Task requirements —
Pull out every line below holding the word "What".

>> START Supplied records

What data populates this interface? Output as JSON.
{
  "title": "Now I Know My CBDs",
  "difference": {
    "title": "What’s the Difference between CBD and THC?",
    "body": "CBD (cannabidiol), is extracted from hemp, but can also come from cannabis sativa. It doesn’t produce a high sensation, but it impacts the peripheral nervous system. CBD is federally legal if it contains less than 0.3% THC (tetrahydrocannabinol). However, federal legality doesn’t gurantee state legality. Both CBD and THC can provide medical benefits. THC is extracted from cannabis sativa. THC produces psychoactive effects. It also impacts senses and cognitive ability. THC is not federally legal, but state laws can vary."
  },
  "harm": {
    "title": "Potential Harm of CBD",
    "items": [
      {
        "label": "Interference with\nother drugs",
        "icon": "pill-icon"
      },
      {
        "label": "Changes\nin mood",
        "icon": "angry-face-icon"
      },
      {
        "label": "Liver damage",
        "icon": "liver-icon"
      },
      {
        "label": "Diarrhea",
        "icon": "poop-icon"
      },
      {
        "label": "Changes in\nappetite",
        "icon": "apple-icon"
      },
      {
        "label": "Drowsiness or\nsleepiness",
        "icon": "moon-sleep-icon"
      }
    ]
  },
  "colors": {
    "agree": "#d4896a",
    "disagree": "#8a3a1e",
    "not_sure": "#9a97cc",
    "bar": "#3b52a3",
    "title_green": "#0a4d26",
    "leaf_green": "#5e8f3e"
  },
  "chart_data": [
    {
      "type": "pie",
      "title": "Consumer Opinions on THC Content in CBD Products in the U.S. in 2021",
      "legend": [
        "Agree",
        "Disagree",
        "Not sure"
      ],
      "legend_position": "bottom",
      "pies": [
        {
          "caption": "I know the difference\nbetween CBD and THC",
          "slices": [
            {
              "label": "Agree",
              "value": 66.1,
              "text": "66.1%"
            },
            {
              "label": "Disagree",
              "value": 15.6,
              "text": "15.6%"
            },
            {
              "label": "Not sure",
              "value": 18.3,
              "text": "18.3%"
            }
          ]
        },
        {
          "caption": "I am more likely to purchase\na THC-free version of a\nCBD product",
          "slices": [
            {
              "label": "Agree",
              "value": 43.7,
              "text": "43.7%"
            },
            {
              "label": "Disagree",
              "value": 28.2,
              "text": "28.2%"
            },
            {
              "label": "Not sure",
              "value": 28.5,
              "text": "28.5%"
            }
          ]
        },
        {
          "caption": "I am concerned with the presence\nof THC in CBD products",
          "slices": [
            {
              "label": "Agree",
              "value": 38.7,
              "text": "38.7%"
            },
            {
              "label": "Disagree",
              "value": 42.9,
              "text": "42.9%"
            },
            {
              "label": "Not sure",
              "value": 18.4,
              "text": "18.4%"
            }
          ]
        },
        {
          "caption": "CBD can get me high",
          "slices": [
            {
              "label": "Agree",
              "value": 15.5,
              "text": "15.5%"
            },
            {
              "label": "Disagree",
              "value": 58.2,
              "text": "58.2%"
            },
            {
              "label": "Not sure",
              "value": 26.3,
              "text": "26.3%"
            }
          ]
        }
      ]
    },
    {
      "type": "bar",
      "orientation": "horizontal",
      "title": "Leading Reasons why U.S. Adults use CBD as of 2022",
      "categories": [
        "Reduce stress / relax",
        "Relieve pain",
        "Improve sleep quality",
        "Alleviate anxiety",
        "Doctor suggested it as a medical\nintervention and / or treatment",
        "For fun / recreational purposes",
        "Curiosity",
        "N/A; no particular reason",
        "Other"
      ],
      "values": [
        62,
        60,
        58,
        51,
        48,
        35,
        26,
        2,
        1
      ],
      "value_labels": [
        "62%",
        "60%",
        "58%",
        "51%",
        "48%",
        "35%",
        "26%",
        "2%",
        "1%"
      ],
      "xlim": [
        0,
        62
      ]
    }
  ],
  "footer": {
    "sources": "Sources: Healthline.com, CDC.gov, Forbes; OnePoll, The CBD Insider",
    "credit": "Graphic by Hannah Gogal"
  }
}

>> END Supplied records

Answer for this exercise —
What data populates this interface? Output as JSON.
    "title": "What’s the Difference between CBD and THC?",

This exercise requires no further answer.